■ **ENTRIES**:
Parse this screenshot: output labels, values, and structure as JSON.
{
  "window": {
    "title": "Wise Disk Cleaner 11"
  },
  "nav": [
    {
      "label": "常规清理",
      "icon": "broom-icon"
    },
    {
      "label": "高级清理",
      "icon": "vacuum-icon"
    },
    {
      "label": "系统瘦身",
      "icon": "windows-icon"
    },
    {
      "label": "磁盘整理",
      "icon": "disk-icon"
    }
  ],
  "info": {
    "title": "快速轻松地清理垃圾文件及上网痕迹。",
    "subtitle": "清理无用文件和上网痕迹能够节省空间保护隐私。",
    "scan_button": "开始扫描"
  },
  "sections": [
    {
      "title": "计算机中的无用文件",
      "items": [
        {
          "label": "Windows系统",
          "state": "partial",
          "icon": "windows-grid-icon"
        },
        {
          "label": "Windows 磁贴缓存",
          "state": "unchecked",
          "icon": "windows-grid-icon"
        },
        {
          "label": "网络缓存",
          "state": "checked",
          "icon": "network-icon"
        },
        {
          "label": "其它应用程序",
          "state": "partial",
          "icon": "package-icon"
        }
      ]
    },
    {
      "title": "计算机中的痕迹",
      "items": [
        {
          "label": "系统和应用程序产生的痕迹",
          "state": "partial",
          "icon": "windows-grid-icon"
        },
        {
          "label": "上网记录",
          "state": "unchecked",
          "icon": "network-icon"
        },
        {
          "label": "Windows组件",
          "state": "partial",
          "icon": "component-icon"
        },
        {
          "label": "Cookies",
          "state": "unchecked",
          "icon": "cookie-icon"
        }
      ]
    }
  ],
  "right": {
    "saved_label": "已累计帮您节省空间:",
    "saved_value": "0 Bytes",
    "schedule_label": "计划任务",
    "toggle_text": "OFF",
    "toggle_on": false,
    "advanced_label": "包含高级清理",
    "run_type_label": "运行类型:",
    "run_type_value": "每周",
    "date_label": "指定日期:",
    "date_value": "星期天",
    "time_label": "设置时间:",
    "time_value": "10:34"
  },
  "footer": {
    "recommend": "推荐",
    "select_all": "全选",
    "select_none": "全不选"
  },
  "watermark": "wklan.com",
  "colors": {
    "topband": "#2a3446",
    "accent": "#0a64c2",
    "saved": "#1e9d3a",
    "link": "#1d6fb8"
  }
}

■ **WORK TO COMPLETE**:
Return the entries in full, keeping every line exactly as it is.

■ **PROBLEM SOLUTION**:
Parse this screenshot: output labels, values, and structure as JSON.
{
  "window": {
    "title": "Wise Disk Cleaner 11"
  },
  "nav": [
    {
      "label": "常规清理",
      "icon": "broom-icon"
    },
    {
      "label": "高级清理",
      "icon": "vacuum-icon"
    },
    {
      "label": "系统瘦身",
      "icon": "windows-icon"
    },
    {
      "label": "磁盘整理",
      "icon": "disk-icon"
    }
  ],
  "info": {
    "title": "快速轻松地清理垃圾文件及上网痕迹。",
    "subtitle": "清理无用文件和上网痕迹能够节省空间保护隐私。",
    "scan_button": "开始扫描"
  },
  "sections": [
    {
      "title": "计算机中的无用文件",
      "items": [
        {
          "label": "Windows系统",
          "state": "partial",
          "icon": "windows-grid-icon"
        },
        {
          "label": "Windows 磁贴缓存",
          "state": "unchecked",
          "icon": "windows-grid-icon"
        },
        {
          "label": "网络缓存",
          "state": "checked",
          "icon": "network-icon"
        },
        {
          "label": "其它应用程序",
          "state": "partial",
          "icon": "package-icon"
        }
      ]
    },
    {
      "title": "计算机中的痕迹",
      "items": [
        {
          "label": "系统和应用程序产生的痕迹",
          "state": "partial",
          "icon": "windows-grid-icon"
        },
        {
          "label": "上网记录",
          "state": "unchecked",
          "icon": "network-icon"
        },
        {
          "label": "Windows组件",
          "state": "partial",
          "icon": "component-icon"
        },
        {
          "label": "Cookies",
          "state": "unchecked",
          "icon": "cookie-icon"
        }
      ]
    }
  ],
  "right": {
    "saved_label": "已累计帮您节省空间:",
    "saved_value": "0 Bytes",
    "schedule_label": "计划任务",
    "toggle_text": "OFF",
    "toggle_on": false,
    "advanced_label": "包含高级清理",
    "run_type_label": "运行类型:",
    "run_type_value": "每周",
    "date_label": "指定日期:",
    "date_value": "星期天",
    "time_label": "设置时间:",
    "time_value": "10:34"
  },
  "footer": {
    "recommend": "推荐",
    "select_all": "全选",
    "select_none": "全不选"
  },
  "watermark": "wklan.com",
  "colors": {
    "topband": "#2a3446",
    "accent": "#0a64c2",
    "saved": "#1e9d3a",
    "link": "#1d6fb8"
  }
}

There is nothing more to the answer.